> _EXERCISE DESCRIPTION_
Check every line below for the word "this" and copy each one that has it.

################

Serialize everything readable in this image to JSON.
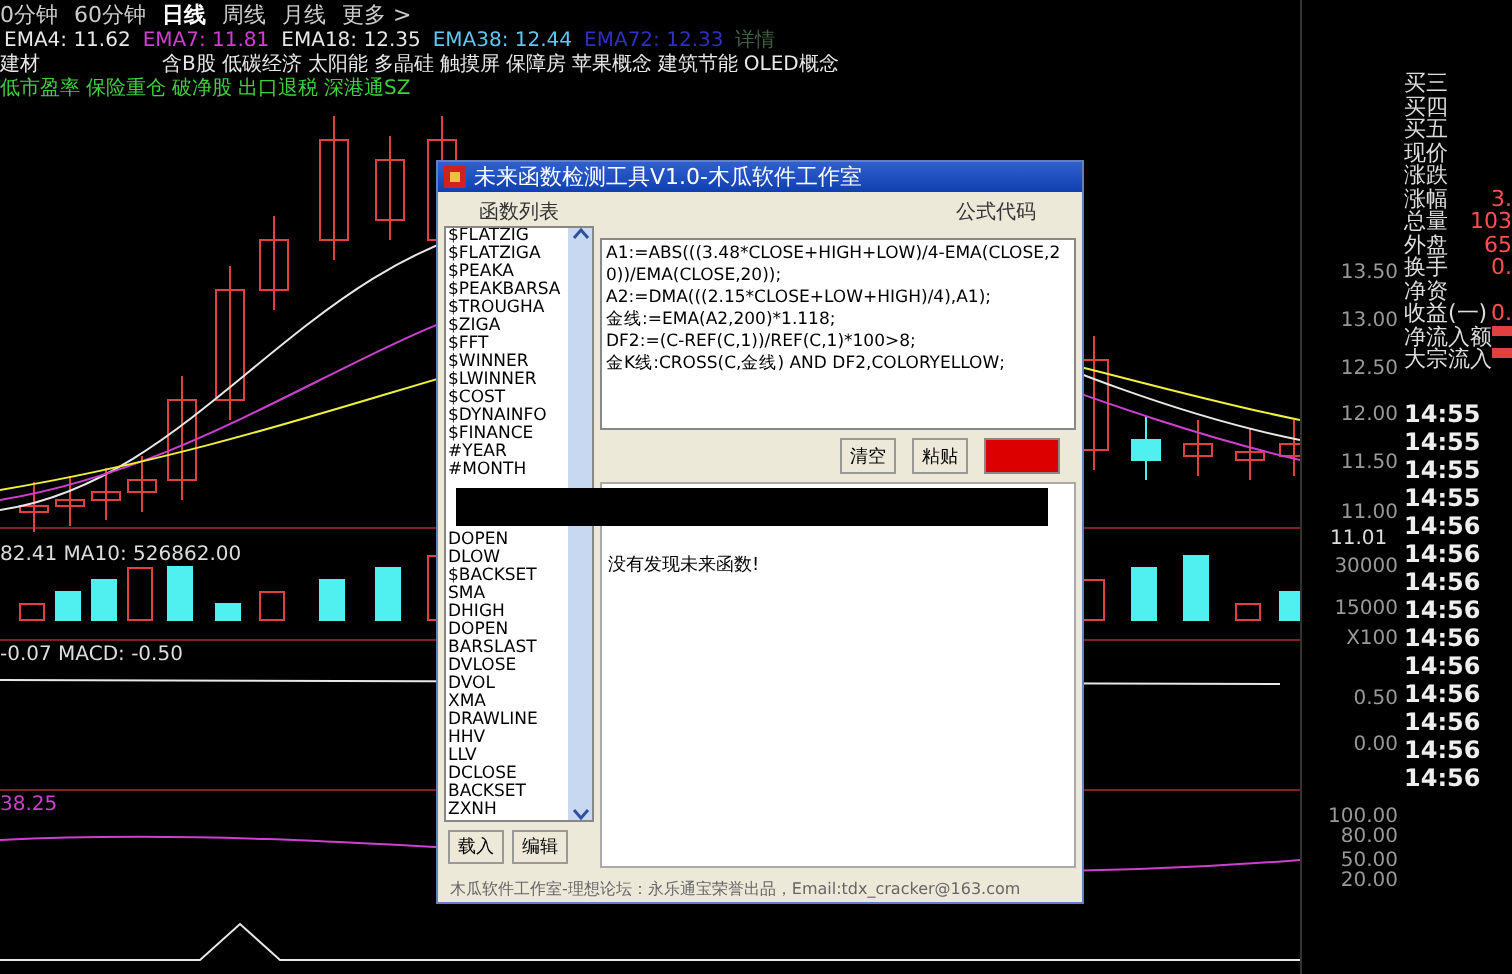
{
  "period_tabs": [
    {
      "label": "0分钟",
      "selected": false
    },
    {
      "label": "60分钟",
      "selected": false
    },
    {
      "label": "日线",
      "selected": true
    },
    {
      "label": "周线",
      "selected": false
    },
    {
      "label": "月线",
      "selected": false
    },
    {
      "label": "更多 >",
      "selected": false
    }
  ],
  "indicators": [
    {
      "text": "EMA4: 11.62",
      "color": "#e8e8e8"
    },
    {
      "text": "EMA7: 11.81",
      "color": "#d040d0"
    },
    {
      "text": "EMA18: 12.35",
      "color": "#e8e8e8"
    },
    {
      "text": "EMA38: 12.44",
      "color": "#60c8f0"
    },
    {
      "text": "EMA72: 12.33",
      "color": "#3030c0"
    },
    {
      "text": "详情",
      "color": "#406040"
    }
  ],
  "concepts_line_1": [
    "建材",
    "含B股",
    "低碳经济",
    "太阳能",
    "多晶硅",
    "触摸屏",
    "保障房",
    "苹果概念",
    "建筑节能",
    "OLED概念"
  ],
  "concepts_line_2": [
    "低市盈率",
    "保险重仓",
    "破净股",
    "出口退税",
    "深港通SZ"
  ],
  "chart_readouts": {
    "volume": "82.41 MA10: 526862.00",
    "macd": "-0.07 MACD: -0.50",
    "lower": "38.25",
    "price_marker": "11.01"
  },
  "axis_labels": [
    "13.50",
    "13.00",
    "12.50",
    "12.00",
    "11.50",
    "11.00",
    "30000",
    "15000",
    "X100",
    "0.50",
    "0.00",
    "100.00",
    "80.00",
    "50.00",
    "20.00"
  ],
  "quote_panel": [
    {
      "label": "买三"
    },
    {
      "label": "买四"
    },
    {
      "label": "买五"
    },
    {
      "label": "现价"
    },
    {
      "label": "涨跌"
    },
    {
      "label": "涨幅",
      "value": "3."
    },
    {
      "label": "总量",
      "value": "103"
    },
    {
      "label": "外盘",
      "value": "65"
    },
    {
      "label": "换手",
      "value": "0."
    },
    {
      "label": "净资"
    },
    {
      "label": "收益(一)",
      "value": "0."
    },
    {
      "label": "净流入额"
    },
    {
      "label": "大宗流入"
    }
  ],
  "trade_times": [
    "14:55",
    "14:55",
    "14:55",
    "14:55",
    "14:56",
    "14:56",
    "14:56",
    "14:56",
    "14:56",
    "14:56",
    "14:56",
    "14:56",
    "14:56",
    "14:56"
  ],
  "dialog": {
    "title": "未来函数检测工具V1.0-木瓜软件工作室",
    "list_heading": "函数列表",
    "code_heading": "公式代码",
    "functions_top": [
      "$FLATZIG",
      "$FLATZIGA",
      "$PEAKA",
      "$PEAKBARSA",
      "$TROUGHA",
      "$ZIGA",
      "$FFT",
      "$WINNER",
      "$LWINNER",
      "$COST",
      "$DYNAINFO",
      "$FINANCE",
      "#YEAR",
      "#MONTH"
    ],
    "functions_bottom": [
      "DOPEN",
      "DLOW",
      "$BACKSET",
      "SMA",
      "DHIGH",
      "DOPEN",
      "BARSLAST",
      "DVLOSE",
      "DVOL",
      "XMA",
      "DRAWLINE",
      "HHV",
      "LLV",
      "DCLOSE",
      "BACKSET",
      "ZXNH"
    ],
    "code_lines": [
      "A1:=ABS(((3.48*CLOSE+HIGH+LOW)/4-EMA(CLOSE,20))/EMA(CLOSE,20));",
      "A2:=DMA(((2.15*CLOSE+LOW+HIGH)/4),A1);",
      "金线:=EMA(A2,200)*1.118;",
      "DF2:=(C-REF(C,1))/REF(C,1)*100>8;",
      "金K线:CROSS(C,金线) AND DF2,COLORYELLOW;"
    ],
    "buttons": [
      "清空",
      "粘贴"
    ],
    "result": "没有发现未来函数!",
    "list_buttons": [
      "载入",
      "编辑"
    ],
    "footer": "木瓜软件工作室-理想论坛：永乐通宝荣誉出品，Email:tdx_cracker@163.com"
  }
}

################

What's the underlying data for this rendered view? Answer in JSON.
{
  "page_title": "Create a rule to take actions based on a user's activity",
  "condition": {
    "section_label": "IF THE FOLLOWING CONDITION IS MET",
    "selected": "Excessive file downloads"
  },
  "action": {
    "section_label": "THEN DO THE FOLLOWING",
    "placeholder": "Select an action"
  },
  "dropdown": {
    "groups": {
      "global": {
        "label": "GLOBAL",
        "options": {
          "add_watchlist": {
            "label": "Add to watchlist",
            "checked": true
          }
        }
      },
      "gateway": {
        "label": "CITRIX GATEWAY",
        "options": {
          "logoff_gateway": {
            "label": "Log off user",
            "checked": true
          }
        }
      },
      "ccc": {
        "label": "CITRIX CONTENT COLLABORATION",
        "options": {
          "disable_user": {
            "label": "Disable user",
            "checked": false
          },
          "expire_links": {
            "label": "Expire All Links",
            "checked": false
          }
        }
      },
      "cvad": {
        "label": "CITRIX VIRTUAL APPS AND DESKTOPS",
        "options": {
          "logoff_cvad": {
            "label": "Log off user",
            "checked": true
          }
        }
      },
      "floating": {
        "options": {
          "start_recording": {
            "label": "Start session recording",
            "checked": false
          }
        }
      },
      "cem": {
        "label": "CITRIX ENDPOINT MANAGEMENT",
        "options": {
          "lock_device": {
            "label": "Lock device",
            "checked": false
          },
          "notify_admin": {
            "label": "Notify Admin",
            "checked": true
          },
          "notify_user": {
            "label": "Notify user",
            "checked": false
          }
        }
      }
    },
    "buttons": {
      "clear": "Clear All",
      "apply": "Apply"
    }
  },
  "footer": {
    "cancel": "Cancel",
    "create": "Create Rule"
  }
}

################

> _REPLY_
Serialize everything readable in this image to JSON.
What's the underlying data for this rendered view? Answer in JSON.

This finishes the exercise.